TASK INSTRUCTIONS:
Read the lines that follow and pick out every one containing the word "color".

SUPPLIED RECORDS:

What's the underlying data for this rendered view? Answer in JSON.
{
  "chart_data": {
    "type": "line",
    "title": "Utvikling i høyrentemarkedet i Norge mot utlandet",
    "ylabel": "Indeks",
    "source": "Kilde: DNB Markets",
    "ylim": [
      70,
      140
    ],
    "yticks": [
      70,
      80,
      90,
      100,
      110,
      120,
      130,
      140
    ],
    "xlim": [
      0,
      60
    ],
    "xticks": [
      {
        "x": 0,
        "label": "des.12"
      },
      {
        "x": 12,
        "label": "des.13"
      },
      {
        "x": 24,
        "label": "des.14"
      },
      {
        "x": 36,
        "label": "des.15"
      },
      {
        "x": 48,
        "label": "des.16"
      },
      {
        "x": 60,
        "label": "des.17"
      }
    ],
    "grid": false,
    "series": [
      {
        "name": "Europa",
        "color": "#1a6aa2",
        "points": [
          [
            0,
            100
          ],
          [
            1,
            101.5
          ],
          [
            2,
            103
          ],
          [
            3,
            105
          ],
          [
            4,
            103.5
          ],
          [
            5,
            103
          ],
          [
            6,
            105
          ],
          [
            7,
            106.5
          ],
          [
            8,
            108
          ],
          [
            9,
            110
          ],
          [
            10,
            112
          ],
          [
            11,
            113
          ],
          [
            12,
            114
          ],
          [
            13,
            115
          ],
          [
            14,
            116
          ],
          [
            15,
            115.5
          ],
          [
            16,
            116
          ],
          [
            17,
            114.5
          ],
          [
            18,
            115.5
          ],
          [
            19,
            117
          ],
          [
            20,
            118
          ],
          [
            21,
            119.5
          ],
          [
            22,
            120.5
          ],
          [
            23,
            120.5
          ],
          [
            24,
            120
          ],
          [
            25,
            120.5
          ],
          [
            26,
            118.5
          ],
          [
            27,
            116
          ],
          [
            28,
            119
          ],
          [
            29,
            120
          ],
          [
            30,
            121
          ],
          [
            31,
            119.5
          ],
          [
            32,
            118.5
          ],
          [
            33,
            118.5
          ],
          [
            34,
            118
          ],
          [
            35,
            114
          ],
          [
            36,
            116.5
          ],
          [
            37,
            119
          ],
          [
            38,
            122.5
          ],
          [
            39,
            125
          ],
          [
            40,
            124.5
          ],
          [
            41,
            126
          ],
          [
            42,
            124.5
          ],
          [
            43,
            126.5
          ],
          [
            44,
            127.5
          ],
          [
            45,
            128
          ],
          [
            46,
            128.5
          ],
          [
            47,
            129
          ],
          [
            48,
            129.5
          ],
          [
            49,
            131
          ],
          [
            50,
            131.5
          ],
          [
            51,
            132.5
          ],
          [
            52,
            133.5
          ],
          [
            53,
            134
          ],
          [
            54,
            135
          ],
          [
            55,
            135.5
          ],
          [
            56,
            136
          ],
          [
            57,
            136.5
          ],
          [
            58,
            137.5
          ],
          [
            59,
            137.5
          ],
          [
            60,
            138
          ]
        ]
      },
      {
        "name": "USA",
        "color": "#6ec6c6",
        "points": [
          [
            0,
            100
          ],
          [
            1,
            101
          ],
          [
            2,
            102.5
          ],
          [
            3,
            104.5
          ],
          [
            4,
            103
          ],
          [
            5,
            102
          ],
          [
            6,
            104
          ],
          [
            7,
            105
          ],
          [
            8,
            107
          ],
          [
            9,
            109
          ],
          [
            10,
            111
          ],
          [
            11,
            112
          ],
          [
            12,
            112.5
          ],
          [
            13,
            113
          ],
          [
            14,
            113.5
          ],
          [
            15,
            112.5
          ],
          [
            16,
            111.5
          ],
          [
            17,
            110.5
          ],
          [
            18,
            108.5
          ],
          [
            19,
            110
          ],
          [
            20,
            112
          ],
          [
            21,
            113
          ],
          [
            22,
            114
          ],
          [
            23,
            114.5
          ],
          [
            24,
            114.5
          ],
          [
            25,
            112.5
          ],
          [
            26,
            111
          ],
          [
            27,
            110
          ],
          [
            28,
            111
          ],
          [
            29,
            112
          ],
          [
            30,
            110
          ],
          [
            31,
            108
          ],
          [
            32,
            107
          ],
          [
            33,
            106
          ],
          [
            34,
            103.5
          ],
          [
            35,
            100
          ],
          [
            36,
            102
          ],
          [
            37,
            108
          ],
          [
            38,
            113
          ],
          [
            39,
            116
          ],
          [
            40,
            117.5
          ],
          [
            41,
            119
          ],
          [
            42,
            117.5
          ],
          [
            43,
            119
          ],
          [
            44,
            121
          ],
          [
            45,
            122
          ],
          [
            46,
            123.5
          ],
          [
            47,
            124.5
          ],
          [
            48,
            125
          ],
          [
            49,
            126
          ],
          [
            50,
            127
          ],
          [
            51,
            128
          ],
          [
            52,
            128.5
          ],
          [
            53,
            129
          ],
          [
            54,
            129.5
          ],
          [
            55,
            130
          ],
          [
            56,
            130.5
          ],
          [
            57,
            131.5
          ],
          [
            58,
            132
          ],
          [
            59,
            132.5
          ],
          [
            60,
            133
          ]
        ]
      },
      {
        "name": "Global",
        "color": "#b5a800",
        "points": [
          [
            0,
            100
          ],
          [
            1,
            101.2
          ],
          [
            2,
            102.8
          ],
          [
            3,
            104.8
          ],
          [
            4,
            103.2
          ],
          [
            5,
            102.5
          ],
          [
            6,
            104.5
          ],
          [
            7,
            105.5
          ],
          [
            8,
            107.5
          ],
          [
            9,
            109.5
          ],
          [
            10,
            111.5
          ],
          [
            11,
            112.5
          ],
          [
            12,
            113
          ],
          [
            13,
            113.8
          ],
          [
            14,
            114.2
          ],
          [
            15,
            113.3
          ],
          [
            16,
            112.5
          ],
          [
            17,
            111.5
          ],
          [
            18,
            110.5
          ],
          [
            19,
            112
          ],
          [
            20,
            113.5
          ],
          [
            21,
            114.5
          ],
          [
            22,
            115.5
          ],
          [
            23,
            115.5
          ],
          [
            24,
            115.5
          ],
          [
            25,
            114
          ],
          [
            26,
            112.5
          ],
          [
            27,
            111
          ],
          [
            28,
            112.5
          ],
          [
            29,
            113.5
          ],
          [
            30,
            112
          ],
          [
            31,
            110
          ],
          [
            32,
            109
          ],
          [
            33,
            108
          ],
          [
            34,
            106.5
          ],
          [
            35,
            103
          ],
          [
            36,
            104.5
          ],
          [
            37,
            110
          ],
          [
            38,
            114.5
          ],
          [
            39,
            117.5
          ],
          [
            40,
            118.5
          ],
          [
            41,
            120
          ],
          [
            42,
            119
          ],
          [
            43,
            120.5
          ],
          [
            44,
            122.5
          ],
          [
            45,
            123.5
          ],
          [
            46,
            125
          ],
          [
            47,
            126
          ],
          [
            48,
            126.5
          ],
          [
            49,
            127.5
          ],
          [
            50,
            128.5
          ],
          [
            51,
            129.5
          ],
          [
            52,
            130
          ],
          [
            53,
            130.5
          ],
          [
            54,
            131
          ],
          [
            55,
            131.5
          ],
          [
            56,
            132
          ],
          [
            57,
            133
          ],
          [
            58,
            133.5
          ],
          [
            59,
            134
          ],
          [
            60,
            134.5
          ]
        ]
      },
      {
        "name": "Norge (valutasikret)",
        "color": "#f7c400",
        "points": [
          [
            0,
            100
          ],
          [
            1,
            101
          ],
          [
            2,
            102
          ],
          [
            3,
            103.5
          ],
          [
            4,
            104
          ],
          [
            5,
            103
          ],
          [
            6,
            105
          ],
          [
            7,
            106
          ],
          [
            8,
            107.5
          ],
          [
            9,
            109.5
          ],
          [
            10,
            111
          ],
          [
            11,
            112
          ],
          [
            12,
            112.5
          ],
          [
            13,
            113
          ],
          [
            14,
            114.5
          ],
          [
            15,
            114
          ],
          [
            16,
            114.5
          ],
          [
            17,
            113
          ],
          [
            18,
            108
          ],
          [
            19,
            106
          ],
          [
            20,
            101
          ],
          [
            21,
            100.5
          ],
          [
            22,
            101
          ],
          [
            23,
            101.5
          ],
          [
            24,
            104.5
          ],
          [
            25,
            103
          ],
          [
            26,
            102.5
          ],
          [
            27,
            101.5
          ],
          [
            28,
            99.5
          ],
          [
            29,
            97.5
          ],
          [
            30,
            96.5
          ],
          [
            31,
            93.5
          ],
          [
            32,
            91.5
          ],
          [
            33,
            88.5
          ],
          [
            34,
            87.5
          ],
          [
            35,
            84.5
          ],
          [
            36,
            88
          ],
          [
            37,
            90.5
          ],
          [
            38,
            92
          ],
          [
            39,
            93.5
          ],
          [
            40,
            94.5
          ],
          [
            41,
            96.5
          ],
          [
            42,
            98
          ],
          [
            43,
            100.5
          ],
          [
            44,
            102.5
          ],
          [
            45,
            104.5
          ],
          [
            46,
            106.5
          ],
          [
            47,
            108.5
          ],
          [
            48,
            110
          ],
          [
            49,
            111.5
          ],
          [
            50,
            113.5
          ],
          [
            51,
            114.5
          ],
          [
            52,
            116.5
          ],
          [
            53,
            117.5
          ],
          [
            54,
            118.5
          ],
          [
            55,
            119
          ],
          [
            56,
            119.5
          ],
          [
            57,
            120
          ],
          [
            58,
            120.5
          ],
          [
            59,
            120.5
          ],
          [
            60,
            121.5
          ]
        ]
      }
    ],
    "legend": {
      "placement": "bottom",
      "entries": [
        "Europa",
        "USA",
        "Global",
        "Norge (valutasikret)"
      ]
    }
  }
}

ANSWER TO THIS PROBLEM:
        "color": "#1a6aa2",
        "color": "#6ec6c6",
        "color": "#b5a800",
        "color": "#f7c400",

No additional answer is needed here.